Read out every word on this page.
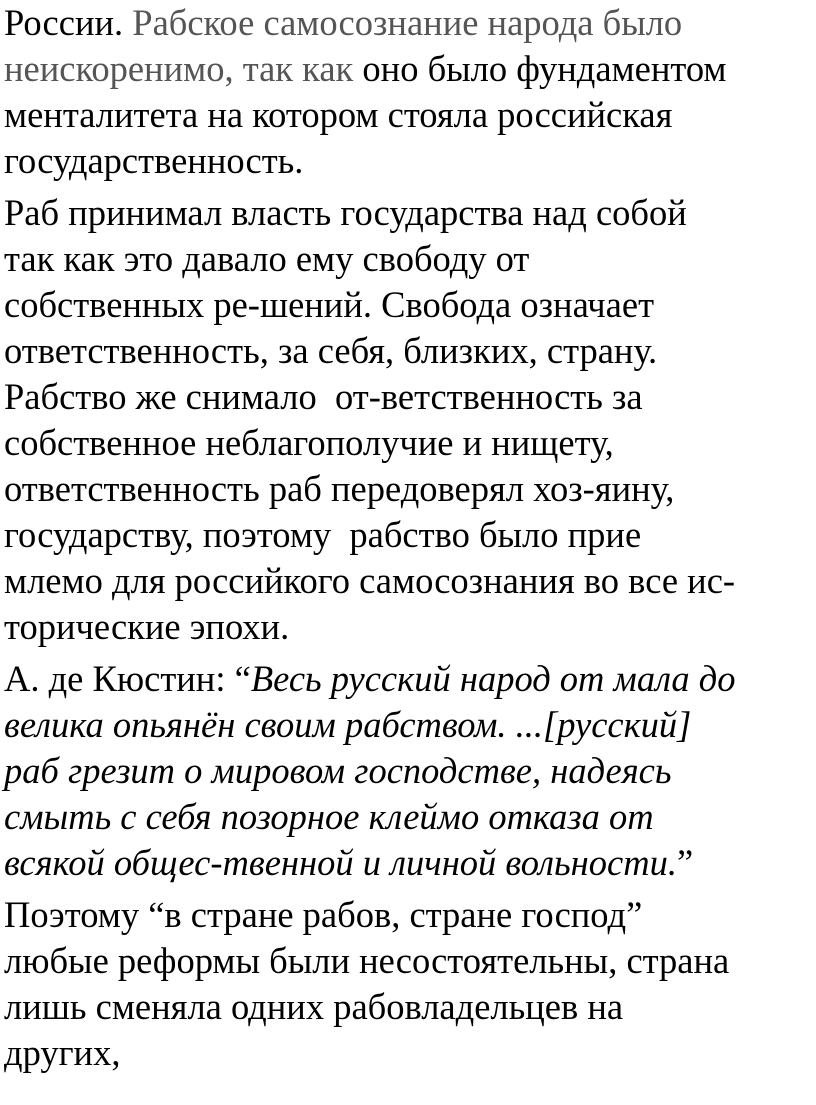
России. Рабское самосознание народа было
неискоренимо, так как оно было фундаментом
менталитета на котором стояла российская
государственность.
Раб принимал власть государства над собой
так как это давало ему свободу от
собственных ре-шений. Свобода означает
ответственность, за себя, близких, страну.
Рабство же снимало  от-ветственность за
собственное неблагополучие и нищету,
ответственность раб передоверял хоз-яину,
государству, поэтому  рабство было прие
млемо для российкого самосознания во все ис-
торические эпохи.
А. де Кюстин: “Весь русский народ от мала до
велика опьянён своим рабством. ...[русский]
раб грезит о мировом господстве, надеясь
смыть с себя позорное клеймо отказа от
всякой общес-твенной и личной вольности.”
Поэтому “в стране рабов, стране господ”
любые реформы были несостоятельны, страна
лишь сменяла одних рабовладельцев на
других,
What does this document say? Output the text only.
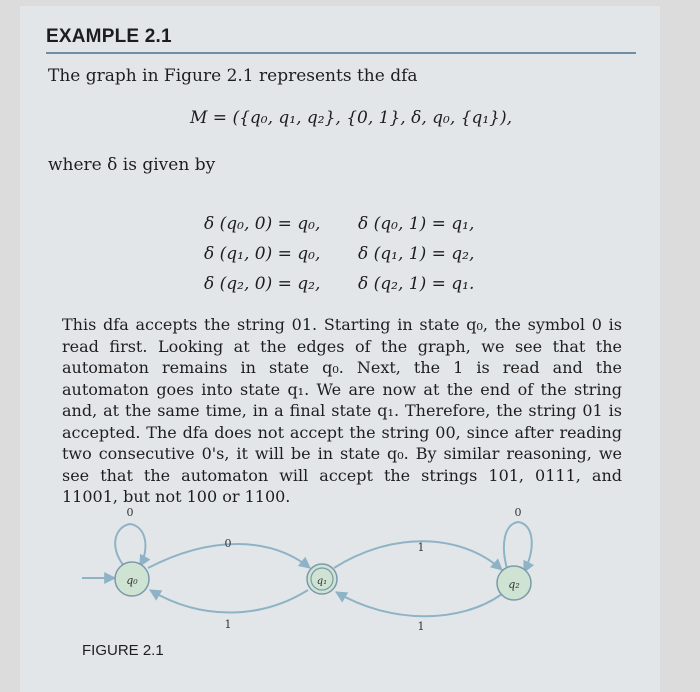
EXAMPLE 2.1
The graph in Figure 2.1 represents the dfa
M = ({q₀, q₁, q₂}, {0, 1}, δ, q₀, {q₁}),
where δ is given by
δ (q₀, 0) = q₀, δ (q₀, 1) = q₁,
δ (q₁, 0) = q₀, δ (q₁, 1) = q₂,
δ (q₂, 0) = q₂, δ (q₂, 1) = q₁.
This dfa accepts the string 01. Starting in state q₀, the symbol 0 is read first. Looking at the edges of the graph, we see that the automaton remains in state q₀. Next, the 1 is read and the automaton goes into state q₁. We are now at the end of the string and, at the same time, in a final state q₁. Therefore, the string 01 is accepted. The dfa does not accept the string 00, since after reading two consecutive 0's, it will be in state q₀. By similar reasoning, we see that the automaton will accept the strings 101, 0111, and 11001, but not 100 or 1100.
q₀	q₁	q₂
0
0
1
1
1
0
FIGURE 2.1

_____

> What is needed:
Reproduce every entry exactly, but omit each picture.

> Solution to the exercise:
Read out every word on this page.
России. Рабское самосознание народа было
неискоренимо, так как оно было фундаментом
менталитета на котором стояла российская
государственность.
Раб принимал власть государства над собой
так как это давало ему свободу от
собственных ре-шений. Свобода означает
ответственность, за себя, близких, страну.
Рабство же снимало  от-ветственность за
собственное неблагополучие и нищету,
ответственность раб передоверял хоз-яину,
государству, поэтому  рабство было прие
млемо для российкого самосознания во все ис-
торические эпохи.
А. де Кюстин: “Весь русский народ от мала до
велика опьянён своим рабством. ...[русский]
раб грезит о мировом господстве, надеясь
смыть с себя позорное клеймо отказа от
всякой общес-твенной и личной вольности.”
Поэтому “в стране рабов, стране господ”
любые реформы были несостоятельны, страна
лишь сменяла одних рабовладельцев на
других,
What does this document say? Output the text only.
EXAMPLE 2.1
The graph in Figure 2.1 represents the dfa
M = ({q₀, q₁, q₂}, {0, 1}, δ, q₀, {q₁}),
where δ is given by
δ (q₀, 0) = q₀, δ (q₀, 1) = q₁,
δ (q₁, 0) = q₀, δ (q₁, 1) = q₂,
δ (q₂, 0) = q₂, δ (q₂, 1) = q₁.
This dfa accepts the string 01. Starting in state q₀, the symbol 0 is read first. Looking at the edges of the graph, we see that the automaton remains in state q₀. Next, the 1 is read and the automaton goes into state q₁. We are now at the end of the string and, at the same time, in a final state q₁. Therefore, the string 01 is accepted. The dfa does not accept the string 00, since after reading two consecutive 0's, it will be in state q₀. By similar reasoning, we see that the automaton will accept the strings 101, 0111, and 11001, but not 100 or 1100.
q₀	q₁	q₂
0
0
1
1
1
0
FIGURE 2.1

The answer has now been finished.